Extracted material start
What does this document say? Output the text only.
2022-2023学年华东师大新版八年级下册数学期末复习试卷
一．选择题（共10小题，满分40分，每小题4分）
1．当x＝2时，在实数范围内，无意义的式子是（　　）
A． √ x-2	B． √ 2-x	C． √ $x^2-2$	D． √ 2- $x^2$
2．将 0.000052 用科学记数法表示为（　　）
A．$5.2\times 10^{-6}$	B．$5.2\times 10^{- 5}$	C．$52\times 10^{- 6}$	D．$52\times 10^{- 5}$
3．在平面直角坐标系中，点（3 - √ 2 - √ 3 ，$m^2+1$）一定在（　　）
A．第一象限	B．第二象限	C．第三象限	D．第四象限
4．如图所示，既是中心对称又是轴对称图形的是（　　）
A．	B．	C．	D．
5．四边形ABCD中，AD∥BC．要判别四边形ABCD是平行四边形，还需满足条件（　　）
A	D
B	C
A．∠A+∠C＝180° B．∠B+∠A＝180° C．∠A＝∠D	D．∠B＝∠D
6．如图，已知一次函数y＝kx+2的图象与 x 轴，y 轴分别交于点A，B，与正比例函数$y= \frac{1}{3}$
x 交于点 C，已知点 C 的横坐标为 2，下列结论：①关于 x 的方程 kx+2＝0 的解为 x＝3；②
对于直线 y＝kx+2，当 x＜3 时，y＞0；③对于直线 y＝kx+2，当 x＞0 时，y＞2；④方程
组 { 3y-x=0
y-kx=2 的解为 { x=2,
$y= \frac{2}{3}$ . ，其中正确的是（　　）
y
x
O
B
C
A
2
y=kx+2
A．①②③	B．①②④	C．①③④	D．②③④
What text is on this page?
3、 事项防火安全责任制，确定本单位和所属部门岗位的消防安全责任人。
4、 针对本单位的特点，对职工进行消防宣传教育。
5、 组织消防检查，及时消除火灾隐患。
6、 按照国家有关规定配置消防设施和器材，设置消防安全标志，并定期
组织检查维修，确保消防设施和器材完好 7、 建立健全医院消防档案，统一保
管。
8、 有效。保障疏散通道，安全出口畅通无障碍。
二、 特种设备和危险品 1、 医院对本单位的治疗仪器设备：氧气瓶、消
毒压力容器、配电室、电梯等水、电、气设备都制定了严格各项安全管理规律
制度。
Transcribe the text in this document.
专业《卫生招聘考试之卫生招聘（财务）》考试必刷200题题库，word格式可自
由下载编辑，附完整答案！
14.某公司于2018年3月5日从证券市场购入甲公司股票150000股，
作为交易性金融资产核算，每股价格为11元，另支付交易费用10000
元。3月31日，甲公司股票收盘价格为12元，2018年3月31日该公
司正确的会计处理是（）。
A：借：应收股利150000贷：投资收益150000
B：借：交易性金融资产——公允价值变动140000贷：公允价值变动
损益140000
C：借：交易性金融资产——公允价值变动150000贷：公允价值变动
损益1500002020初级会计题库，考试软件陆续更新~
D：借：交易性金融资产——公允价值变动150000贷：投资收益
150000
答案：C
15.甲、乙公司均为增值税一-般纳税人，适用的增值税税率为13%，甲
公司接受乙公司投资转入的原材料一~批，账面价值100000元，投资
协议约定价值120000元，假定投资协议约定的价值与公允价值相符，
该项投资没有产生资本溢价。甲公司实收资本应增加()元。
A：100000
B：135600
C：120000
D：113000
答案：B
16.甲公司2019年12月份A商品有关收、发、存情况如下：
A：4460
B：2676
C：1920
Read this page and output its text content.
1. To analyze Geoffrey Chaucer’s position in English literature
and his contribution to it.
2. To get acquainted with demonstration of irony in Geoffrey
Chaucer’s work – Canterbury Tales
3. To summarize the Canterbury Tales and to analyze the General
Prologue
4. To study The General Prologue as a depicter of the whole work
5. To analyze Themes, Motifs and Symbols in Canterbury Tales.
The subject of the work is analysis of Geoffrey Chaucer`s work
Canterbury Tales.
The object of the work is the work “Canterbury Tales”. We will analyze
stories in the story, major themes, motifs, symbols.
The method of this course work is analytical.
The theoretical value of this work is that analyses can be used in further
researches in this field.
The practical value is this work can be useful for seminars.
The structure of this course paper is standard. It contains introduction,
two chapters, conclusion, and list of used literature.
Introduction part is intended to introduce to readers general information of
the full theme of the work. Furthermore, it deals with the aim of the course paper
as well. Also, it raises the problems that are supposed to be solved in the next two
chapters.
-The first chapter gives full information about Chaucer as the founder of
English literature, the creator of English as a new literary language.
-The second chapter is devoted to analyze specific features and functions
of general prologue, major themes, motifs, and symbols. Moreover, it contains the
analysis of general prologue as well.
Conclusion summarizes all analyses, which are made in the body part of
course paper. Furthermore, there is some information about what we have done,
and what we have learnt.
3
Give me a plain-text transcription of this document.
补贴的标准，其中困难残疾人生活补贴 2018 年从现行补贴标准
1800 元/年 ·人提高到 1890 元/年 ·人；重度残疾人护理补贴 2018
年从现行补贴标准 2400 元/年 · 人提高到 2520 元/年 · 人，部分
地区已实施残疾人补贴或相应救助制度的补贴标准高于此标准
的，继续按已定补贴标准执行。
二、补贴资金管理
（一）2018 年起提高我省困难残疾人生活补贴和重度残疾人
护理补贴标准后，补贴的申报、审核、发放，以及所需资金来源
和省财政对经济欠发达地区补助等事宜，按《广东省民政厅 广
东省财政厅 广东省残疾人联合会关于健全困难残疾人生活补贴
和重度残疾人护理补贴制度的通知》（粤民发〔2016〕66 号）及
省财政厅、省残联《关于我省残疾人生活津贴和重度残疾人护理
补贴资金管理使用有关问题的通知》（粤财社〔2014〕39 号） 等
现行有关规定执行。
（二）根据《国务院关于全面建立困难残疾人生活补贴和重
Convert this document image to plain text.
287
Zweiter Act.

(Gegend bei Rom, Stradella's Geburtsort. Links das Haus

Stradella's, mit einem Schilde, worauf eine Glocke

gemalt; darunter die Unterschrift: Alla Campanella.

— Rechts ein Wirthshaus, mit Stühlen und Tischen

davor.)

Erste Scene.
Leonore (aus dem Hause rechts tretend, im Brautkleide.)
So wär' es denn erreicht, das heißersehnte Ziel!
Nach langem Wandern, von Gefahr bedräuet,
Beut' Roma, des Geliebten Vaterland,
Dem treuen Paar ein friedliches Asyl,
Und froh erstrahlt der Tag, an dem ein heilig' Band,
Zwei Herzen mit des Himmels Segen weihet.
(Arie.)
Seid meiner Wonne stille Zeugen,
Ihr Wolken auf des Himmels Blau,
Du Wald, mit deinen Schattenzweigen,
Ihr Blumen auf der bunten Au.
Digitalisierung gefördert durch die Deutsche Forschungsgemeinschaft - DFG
Extracted material end
__What the task asks__
Locate the word "have" in the data above. Copy every line carrying it.

__Output of the task__
course paper. Furthermore, there is some information about what we have done,
and what we have learnt.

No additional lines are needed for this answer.